* _Exercise task_: Exactly reproduce the lines from the one holding "Convert this document image to plain text." through the final line of the listing below, with both ends included and nothing else.

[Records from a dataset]
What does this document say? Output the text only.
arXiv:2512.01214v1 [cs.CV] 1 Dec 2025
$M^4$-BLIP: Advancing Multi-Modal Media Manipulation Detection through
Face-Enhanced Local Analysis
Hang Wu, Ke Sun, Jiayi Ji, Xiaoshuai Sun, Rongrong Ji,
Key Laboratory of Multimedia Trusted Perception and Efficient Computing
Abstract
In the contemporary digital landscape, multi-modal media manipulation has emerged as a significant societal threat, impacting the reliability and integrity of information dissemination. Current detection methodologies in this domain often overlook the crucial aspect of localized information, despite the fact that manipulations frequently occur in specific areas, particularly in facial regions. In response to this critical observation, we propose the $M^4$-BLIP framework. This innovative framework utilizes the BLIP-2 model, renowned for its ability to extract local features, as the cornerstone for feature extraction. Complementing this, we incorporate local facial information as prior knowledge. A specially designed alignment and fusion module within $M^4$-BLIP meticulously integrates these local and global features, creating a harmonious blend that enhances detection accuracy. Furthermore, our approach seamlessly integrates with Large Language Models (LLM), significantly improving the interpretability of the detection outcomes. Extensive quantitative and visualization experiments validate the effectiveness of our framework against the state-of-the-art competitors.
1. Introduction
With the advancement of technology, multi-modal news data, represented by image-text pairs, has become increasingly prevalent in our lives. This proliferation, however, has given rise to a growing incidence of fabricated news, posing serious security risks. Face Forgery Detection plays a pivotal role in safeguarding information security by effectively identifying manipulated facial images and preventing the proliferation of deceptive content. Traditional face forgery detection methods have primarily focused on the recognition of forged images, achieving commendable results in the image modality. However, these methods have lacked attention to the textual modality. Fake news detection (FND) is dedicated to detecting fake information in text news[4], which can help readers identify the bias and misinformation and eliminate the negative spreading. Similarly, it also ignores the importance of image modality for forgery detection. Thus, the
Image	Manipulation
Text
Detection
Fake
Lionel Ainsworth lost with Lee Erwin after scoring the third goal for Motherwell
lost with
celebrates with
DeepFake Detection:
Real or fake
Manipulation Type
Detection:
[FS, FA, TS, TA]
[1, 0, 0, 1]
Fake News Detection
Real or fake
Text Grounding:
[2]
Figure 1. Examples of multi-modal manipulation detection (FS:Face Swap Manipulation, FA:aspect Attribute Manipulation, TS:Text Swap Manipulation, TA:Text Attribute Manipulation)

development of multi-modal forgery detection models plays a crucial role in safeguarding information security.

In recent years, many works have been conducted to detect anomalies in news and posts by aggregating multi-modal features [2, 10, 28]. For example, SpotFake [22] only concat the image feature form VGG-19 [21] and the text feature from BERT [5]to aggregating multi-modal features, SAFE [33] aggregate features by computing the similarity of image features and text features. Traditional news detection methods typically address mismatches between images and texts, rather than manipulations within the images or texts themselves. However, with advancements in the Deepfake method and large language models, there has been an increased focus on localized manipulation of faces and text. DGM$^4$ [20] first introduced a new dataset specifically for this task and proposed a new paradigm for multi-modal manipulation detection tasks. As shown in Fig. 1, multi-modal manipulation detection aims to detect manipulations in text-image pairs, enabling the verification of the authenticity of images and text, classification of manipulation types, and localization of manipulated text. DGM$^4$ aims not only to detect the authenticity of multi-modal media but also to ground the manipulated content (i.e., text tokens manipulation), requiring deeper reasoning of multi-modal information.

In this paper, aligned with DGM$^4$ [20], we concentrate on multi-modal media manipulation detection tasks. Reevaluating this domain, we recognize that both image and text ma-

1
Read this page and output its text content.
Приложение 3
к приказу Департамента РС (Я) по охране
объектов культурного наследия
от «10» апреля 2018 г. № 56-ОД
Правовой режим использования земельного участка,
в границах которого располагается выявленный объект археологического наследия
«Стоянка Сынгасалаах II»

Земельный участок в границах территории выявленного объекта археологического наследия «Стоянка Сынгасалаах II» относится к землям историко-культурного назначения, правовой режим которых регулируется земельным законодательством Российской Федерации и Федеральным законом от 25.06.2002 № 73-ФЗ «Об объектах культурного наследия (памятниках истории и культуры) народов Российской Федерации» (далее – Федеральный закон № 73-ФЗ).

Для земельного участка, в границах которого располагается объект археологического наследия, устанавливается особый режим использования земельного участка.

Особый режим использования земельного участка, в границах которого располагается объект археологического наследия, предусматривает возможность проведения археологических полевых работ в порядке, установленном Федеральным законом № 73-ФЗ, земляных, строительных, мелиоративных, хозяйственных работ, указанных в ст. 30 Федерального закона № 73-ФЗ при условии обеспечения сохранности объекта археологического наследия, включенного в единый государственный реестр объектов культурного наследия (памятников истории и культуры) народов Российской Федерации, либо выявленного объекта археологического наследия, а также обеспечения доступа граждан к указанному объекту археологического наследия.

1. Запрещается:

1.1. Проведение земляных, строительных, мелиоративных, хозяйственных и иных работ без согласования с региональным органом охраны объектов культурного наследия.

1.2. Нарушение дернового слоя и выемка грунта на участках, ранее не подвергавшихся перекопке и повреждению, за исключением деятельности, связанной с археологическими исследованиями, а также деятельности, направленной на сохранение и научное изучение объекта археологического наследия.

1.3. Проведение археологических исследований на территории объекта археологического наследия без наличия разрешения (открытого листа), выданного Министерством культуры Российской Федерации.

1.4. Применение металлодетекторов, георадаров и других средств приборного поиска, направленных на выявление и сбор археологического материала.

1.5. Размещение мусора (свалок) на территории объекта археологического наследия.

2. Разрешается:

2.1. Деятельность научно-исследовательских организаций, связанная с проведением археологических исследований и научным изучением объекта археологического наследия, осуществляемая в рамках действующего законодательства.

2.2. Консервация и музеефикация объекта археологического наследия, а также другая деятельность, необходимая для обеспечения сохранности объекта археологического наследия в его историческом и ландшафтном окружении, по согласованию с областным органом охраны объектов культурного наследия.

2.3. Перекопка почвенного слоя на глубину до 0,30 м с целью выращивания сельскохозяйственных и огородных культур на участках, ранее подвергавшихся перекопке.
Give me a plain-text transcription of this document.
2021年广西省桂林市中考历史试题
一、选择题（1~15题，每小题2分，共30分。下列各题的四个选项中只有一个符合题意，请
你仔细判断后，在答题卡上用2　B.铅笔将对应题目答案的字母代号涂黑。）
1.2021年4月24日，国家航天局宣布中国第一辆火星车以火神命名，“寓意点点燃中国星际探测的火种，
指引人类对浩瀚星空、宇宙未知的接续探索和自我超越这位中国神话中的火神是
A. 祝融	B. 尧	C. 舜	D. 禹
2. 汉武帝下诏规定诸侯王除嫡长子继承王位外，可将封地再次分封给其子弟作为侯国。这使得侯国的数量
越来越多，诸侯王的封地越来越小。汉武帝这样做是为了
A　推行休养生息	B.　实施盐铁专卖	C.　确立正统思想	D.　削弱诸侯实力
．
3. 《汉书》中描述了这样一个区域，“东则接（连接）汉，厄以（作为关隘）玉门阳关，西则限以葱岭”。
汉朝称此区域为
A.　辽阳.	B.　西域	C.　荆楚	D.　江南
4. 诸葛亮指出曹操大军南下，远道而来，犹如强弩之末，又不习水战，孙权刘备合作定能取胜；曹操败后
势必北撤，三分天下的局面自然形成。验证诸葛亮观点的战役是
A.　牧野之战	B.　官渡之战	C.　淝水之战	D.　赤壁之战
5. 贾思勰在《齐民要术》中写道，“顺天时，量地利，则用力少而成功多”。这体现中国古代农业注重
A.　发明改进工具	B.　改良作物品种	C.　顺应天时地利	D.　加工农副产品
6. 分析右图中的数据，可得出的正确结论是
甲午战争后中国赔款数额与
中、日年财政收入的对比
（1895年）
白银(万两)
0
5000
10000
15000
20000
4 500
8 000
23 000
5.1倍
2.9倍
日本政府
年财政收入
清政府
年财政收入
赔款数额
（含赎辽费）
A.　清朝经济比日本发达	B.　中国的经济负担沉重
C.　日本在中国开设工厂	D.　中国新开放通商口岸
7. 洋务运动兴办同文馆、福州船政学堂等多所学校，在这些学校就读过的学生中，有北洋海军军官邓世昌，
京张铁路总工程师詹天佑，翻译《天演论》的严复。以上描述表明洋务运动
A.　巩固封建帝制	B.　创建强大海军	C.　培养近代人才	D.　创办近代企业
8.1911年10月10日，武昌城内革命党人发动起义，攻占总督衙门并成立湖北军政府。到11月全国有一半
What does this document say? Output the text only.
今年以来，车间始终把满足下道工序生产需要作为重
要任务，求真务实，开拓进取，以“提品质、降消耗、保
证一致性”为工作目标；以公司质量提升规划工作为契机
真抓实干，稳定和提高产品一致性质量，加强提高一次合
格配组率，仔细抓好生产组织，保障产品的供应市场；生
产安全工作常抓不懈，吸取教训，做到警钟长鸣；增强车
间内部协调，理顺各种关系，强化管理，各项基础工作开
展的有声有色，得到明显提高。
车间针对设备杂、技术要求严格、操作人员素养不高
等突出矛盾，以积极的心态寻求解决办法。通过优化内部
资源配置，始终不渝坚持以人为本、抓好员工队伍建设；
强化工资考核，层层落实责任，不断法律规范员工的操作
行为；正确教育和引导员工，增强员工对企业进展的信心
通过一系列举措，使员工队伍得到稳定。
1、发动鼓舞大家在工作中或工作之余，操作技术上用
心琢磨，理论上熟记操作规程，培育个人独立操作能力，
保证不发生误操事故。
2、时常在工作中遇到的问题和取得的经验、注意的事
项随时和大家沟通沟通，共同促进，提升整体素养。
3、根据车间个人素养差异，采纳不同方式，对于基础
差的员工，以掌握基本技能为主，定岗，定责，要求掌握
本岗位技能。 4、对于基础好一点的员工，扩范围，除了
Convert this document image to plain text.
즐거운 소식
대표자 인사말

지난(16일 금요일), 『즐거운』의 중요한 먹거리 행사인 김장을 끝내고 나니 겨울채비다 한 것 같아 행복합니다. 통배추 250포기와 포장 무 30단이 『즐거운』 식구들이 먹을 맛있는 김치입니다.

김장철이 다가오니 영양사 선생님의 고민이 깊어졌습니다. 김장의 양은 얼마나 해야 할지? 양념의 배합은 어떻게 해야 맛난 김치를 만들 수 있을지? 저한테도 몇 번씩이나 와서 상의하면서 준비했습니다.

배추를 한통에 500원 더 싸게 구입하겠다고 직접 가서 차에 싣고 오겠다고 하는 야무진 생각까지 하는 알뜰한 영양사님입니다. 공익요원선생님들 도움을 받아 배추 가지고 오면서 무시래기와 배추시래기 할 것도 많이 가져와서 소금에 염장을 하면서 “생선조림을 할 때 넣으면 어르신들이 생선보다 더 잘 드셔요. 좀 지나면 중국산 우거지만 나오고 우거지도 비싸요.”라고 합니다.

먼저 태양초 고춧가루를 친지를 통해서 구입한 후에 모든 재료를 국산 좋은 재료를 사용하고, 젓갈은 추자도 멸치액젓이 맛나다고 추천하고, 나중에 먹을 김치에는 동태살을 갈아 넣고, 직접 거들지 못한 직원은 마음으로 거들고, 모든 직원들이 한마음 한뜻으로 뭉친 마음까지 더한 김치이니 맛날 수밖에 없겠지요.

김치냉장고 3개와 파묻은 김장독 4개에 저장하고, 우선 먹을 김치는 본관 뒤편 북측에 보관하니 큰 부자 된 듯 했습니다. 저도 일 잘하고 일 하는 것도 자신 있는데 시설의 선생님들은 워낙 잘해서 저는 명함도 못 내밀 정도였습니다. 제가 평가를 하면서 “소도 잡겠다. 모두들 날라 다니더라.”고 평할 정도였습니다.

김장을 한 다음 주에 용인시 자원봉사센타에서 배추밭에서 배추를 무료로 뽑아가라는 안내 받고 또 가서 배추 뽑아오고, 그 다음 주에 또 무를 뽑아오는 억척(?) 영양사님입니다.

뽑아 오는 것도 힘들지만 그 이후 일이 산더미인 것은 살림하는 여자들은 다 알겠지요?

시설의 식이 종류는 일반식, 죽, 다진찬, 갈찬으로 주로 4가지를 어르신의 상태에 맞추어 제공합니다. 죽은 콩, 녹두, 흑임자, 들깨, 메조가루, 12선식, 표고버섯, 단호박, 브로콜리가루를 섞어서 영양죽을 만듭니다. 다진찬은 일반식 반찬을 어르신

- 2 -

* _Solved exercise_:
Convert this document image to plain text.
즐거운 소식
대표자 인사말

지난(16일 금요일), 『즐거운』의 중요한 먹거리 행사인 김장을 끝내고 나니 겨울채비다 한 것 같아 행복합니다. 통배추 250포기와 포장 무 30단이 『즐거운』 식구들이 먹을 맛있는 김치입니다.

김장철이 다가오니 영양사 선생님의 고민이 깊어졌습니다. 김장의 양은 얼마나 해야 할지? 양념의 배합은 어떻게 해야 맛난 김치를 만들 수 있을지? 저한테도 몇 번씩이나 와서 상의하면서 준비했습니다.

배추를 한통에 500원 더 싸게 구입하겠다고 직접 가서 차에 싣고 오겠다고 하는 야무진 생각까지 하는 알뜰한 영양사님입니다. 공익요원선생님들 도움을 받아 배추 가지고 오면서 무시래기와 배추시래기 할 것도 많이 가져와서 소금에 염장을 하면서 “생선조림을 할 때 넣으면 어르신들이 생선보다 더 잘 드셔요. 좀 지나면 중국산 우거지만 나오고 우거지도 비싸요.”라고 합니다.

먼저 태양초 고춧가루를 친지를 통해서 구입한 후에 모든 재료를 국산 좋은 재료를 사용하고, 젓갈은 추자도 멸치액젓이 맛나다고 추천하고, 나중에 먹을 김치에는 동태살을 갈아 넣고, 직접 거들지 못한 직원은 마음으로 거들고, 모든 직원들이 한마음 한뜻으로 뭉친 마음까지 더한 김치이니 맛날 수밖에 없겠지요.

김치냉장고 3개와 파묻은 김장독 4개에 저장하고, 우선 먹을 김치는 본관 뒤편 북측에 보관하니 큰 부자 된 듯 했습니다. 저도 일 잘하고 일 하는 것도 자신 있는데 시설의 선생님들은 워낙 잘해서 저는 명함도 못 내밀 정도였습니다. 제가 평가를 하면서 “소도 잡겠다. 모두들 날라 다니더라.”고 평할 정도였습니다.

김장을 한 다음 주에 용인시 자원봉사센타에서 배추밭에서 배추를 무료로 뽑아가라는 안내 받고 또 가서 배추 뽑아오고, 그 다음 주에 또 무를 뽑아오는 억척(?) 영양사님입니다.

뽑아 오는 것도 힘들지만 그 이후 일이 산더미인 것은 살림하는 여자들은 다 알겠지요?

시설의 식이 종류는 일반식, 죽, 다진찬, 갈찬으로 주로 4가지를 어르신의 상태에 맞추어 제공합니다. 죽은 콩, 녹두, 흑임자, 들깨, 메조가루, 12선식, 표고버섯, 단호박, 브로콜리가루를 섞어서 영양죽을 만듭니다. 다진찬은 일반식 반찬을 어르신

- 2 -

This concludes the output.